— begin EXTRACTED INFORMATION —

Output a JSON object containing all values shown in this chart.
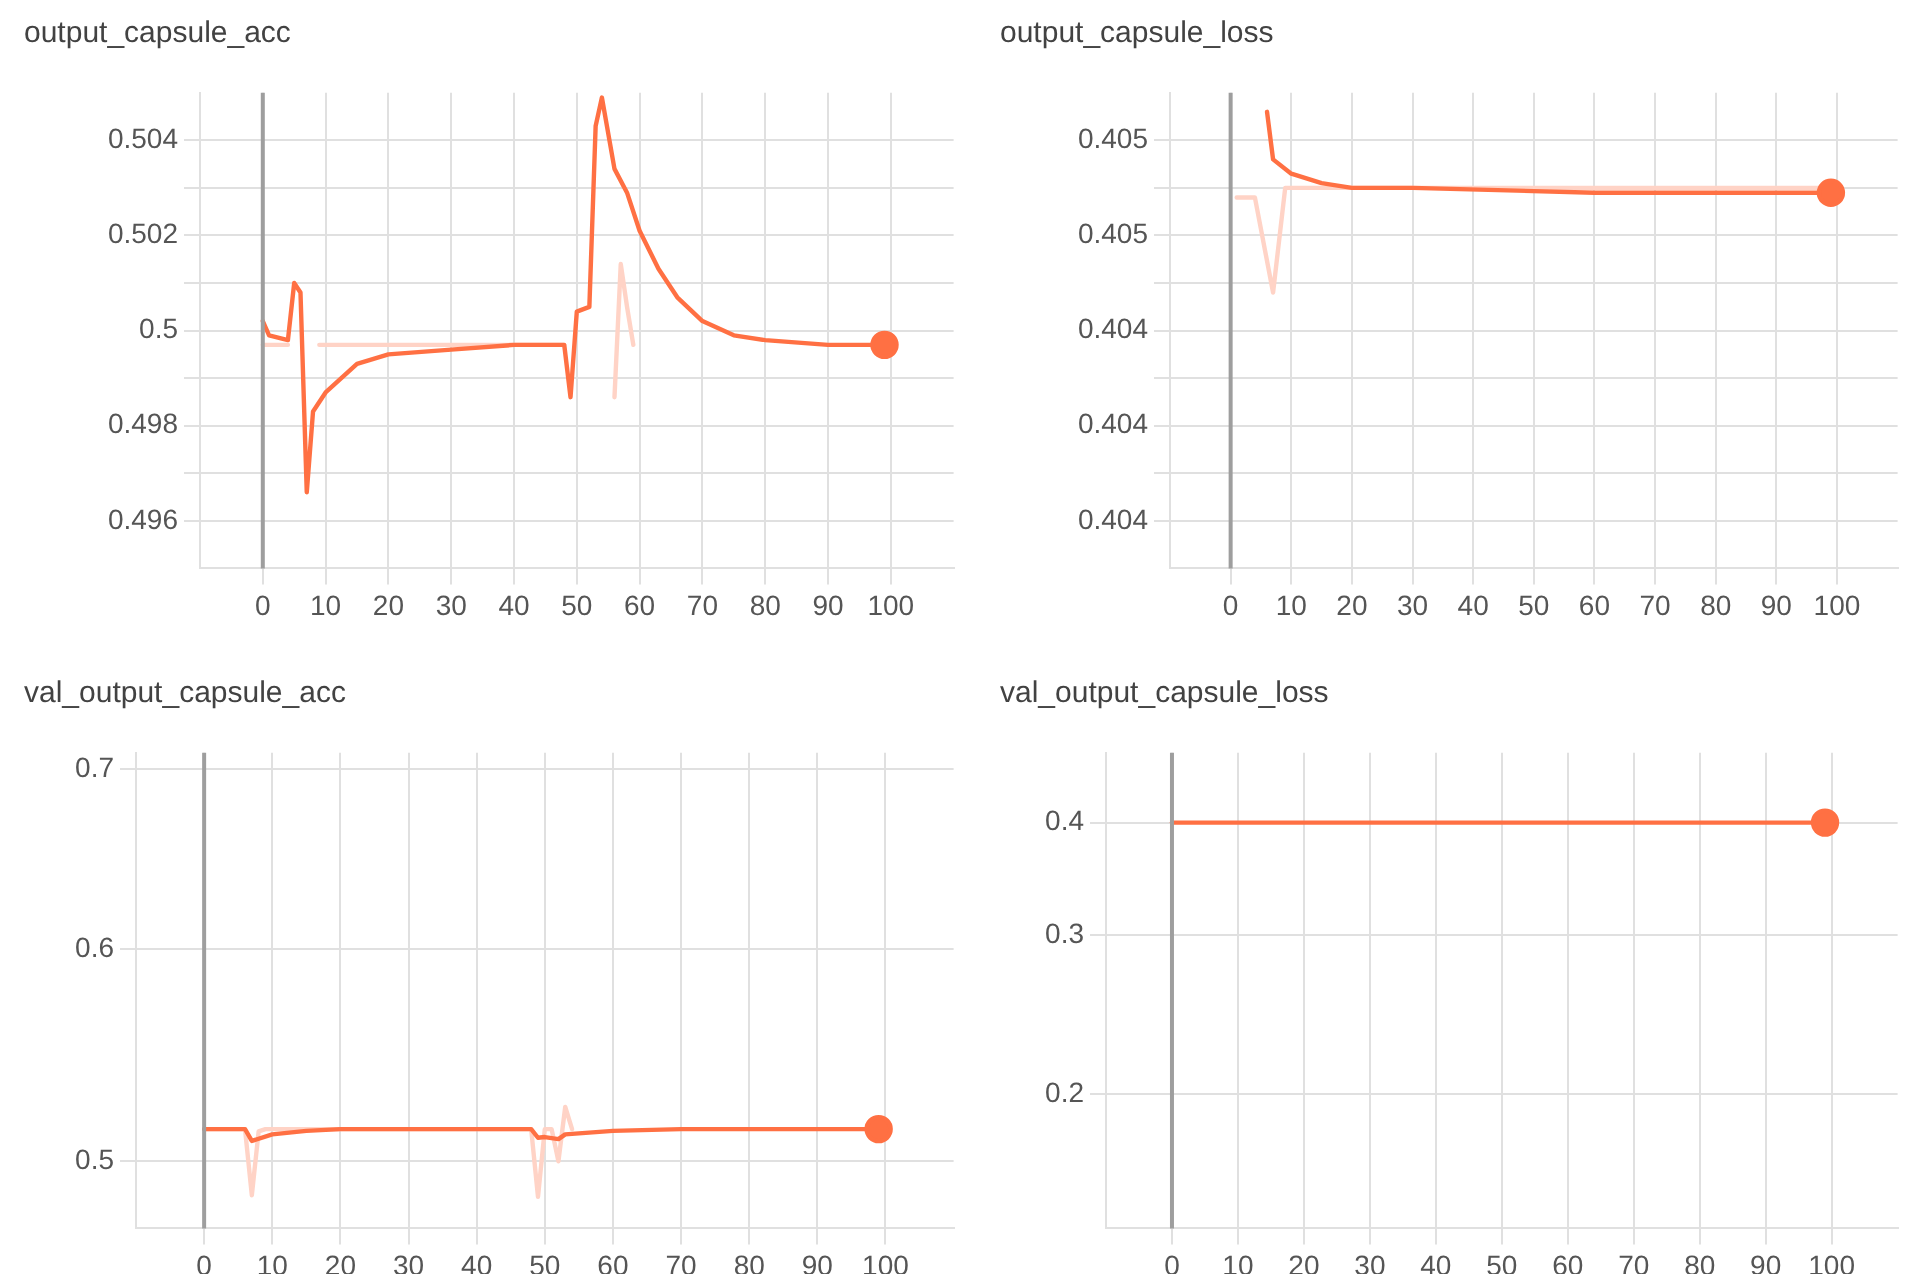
{
  "chart_data": [
    {
      "type": "line",
      "title": "output_capsule_acc",
      "xlim": [
        -10,
        110
      ],
      "xticks": [
        0,
        10,
        20,
        30,
        40,
        50,
        60,
        70,
        80,
        90,
        100
      ],
      "ylim": [
        0.495,
        0.505
      ],
      "yticks": [
        0.496,
        {
          "value": 0.497,
          "label": null
        },
        0.498,
        {
          "value": 0.499,
          "label": null
        },
        0.5,
        {
          "value": 0.501,
          "label": null
        },
        0.502,
        {
          "value": 0.503,
          "label": null
        },
        0.504
      ],
      "grid": true,
      "legend": false,
      "ref_lines": [
        {
          "axis": "x",
          "value": 0,
          "color": "#9e9e9e"
        }
      ],
      "series": [
        {
          "type": "scatter",
          "marker": "circle",
          "color": "#ff7043",
          "x": [
            99
          ],
          "values": [
            0.4997
          ]
        },
        {
          "type": "line",
          "marker": "none",
          "color": "#ff7043",
          "x": [
            0,
            1,
            4,
            5,
            6,
            7,
            8,
            10,
            15,
            20,
            30,
            40,
            48,
            49,
            50,
            52,
            53,
            54,
            56,
            58,
            60,
            63,
            66,
            70,
            75,
            80,
            90,
            99
          ],
          "values": [
            0.5002,
            0.4999,
            0.4998,
            0.501,
            0.5008,
            0.4966,
            0.4983,
            0.4987,
            0.4993,
            0.4995,
            0.4996,
            0.4997,
            0.4997,
            0.4986,
            0.5004,
            0.5005,
            0.5043,
            0.5049,
            0.5034,
            0.5029,
            0.5021,
            0.5013,
            0.5007,
            0.5002,
            0.4999,
            0.4998,
            0.4997,
            0.4997
          ]
        },
        {
          "type": "line",
          "marker": "none",
          "color": "#ffd3c6",
          "x": [
            0,
            4,
            5,
            6,
            7,
            8,
            9,
            48,
            49,
            50,
            51,
            54,
            56,
            57,
            58,
            59
          ],
          "values": [
            0.4997,
            0.4997,
            null,
            null,
            null,
            null,
            0.4997,
            0.4997,
            null,
            null,
            null,
            null,
            0.4986,
            0.5014,
            0.5005,
            0.4997
          ]
        }
      ]
    },
    {
      "type": "line",
      "title": "output_capsule_loss",
      "xlim": [
        -10,
        110
      ],
      "xticks": [
        0,
        10,
        20,
        30,
        40,
        50,
        60,
        70,
        80,
        90,
        100
      ],
      "ylim": [
        0.4039,
        0.4049
      ],
      "yticks": [
        {
          "value": 0.404,
          "label": "0.404"
        },
        {
          "value": 0.4041,
          "label": null
        },
        {
          "value": 0.4042,
          "label": "0.404"
        },
        {
          "value": 0.4043,
          "label": null
        },
        {
          "value": 0.4044,
          "label": "0.404"
        },
        {
          "value": 0.4045,
          "label": null
        },
        {
          "value": 0.4046,
          "label": "0.405"
        },
        {
          "value": 0.4047,
          "label": null
        },
        {
          "value": 0.4048,
          "label": "0.405"
        }
      ],
      "grid": true,
      "legend": false,
      "ref_lines": [
        {
          "axis": "x",
          "value": 0,
          "color": "#9e9e9e"
        }
      ],
      "series": [
        {
          "type": "scatter",
          "marker": "circle",
          "color": "#ff7043",
          "x": [
            99
          ],
          "values": [
            0.40469
          ]
        },
        {
          "type": "line",
          "marker": "none",
          "color": "#ff7043",
          "x": [
            6,
            7,
            10,
            15,
            20,
            30,
            60,
            99
          ],
          "values": [
            0.40486,
            0.40476,
            0.40473,
            0.40471,
            0.4047,
            0.4047,
            0.40469,
            0.40469
          ]
        },
        {
          "type": "line",
          "marker": "none",
          "color": "#ffd3c6",
          "x": [
            1,
            4,
            7,
            9,
            99
          ],
          "values": [
            0.40468,
            0.40468,
            0.40448,
            0.4047,
            0.4047
          ]
        }
      ]
    },
    {
      "type": "line",
      "title": "val_output_capsule_acc",
      "log": "y",
      "xlim": [
        -10,
        110
      ],
      "xticks": [
        0,
        10,
        20,
        30,
        40,
        50,
        60,
        70,
        80,
        90,
        100
      ],
      "ylim": [
        0.472,
        0.71
      ],
      "yticks": [
        0.5,
        0.6,
        0.7
      ],
      "grid": true,
      "legend": false,
      "ref_lines": [
        {
          "axis": "x",
          "value": 0,
          "color": "#9e9e9e"
        }
      ],
      "series": [
        {
          "type": "scatter",
          "marker": "circle",
          "color": "#ff7043",
          "x": [
            99
          ],
          "values": [
            0.514
          ]
        },
        {
          "type": "line",
          "marker": "none",
          "color": "#ff7043",
          "x": [
            0,
            6,
            7,
            10,
            15,
            20,
            48,
            49,
            50,
            52,
            53,
            60,
            70,
            99
          ],
          "values": [
            0.514,
            0.514,
            0.5088,
            0.5117,
            0.5132,
            0.514,
            0.514,
            0.5102,
            0.5105,
            0.5096,
            0.5117,
            0.5132,
            0.514,
            0.514
          ]
        },
        {
          "type": "line",
          "marker": "none",
          "color": "#ffd3c6",
          "x": [
            0,
            6,
            7,
            8,
            9,
            48,
            49,
            50,
            51,
            52,
            53,
            54
          ],
          "values": [
            0.514,
            0.514,
            0.4856,
            0.513,
            0.514,
            0.514,
            0.485,
            0.514,
            0.514,
            0.5,
            0.5239,
            0.514
          ]
        }
      ]
    },
    {
      "type": "line",
      "title": "val_output_capsule_loss",
      "log": "y",
      "xlim": [
        -10,
        110
      ],
      "xticks": [
        0,
        10,
        20,
        30,
        40,
        50,
        60,
        70,
        80,
        90,
        100
      ],
      "ylim": [
        0.142,
        0.478
      ],
      "yticks": [
        0.2,
        0.3,
        0.4
      ],
      "grid": true,
      "legend": false,
      "ref_lines": [
        {
          "axis": "x",
          "value": 0,
          "color": "#9e9e9e"
        }
      ],
      "series": [
        {
          "type": "scatter",
          "marker": "circle",
          "color": "#ff7043",
          "x": [
            99
          ],
          "values": [
            0.4
          ]
        },
        {
          "type": "line",
          "marker": "none",
          "color": "#ff7043",
          "x": [
            0,
            99
          ],
          "values": [
            0.4,
            0.4
          ]
        }
      ]
    }
  ]
}
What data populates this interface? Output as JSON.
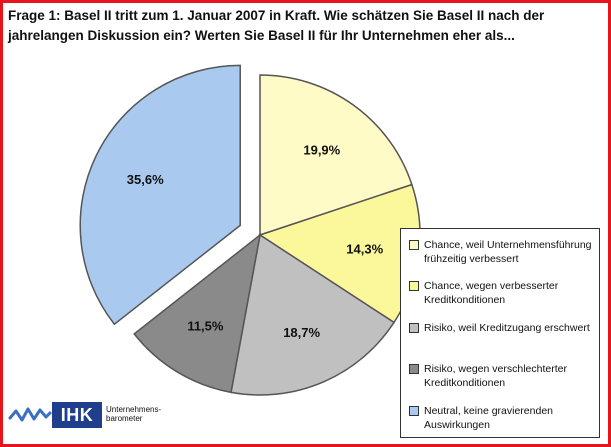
{
  "title_line1": "Frage 1: Basel II tritt zum 1. Januar 2007 in Kraft. Wie schätzen Sie Basel II nach der",
  "title_line2": "jahrelangen Diskussion ein? Werten Sie Basel II für Ihr Unternehmen eher als...",
  "logo": {
    "name": "IHK",
    "subtitle_line1": "Unternehmens-",
    "subtitle_line2": "barometer"
  },
  "colors": {
    "frame": "#e8141b",
    "slice_outline": "#555555"
  },
  "chart_data": {
    "type": "pie",
    "title": "Frage 1: Basel II tritt zum 1. Januar 2007 in Kraft. Wie schätzen Sie Basel II nach der jahrelangen Diskussion ein? Werten Sie Basel II für Ihr Unternehmen eher als...",
    "legend_position": "right",
    "slices": [
      {
        "label": "Chance, weil Unternehmensführung frühzeitig verbessert",
        "legend_line1": "Chance, weil Unternehmensführung",
        "legend_line2": "frühzeitig verbessert",
        "value": 19.9,
        "value_label": "19,9%",
        "color": "#fefbc6",
        "exploded": false
      },
      {
        "label": "Chance, wegen verbesserter Kreditkonditionen",
        "legend_line1": "Chance, wegen verbesserter",
        "legend_line2": "Kreditkonditionen",
        "value": 14.3,
        "value_label": "14,3%",
        "color": "#fbf89c",
        "exploded": false
      },
      {
        "label": "Risiko, weil Kreditzugang erschwert",
        "legend_line1": "Risiko, weil Kreditzugang erschwert",
        "legend_line2": "",
        "value": 18.7,
        "value_label": "18,7%",
        "color": "#c0c0c0",
        "exploded": false
      },
      {
        "label": "Risiko, wegen verschlechterter Kreditkonditionen",
        "legend_line1": "Risiko, wegen verschlechterter",
        "legend_line2": "Kreditkonditionen",
        "value": 11.5,
        "value_label": "11,5%",
        "color": "#8a8a8a",
        "exploded": false
      },
      {
        "label": "Neutral, keine gravierenden Auswirkungen",
        "legend_line1": "Neutral, keine gravierenden",
        "legend_line2": "Auswirkungen",
        "value": 35.6,
        "value_label": "35,6%",
        "color": "#a9c9ef",
        "exploded": true
      }
    ]
  }
}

— end EXTRACTED INFORMATION —

* **PROBLEM REQUIREMENTS**:
Locate all lines holding the word "Auswirkungen", then copy them out.

* **TASK OUTPUT**:
        "label": "Neutral, keine gravierenden Auswirkungen",
        "legend_line2": "Auswirkungen",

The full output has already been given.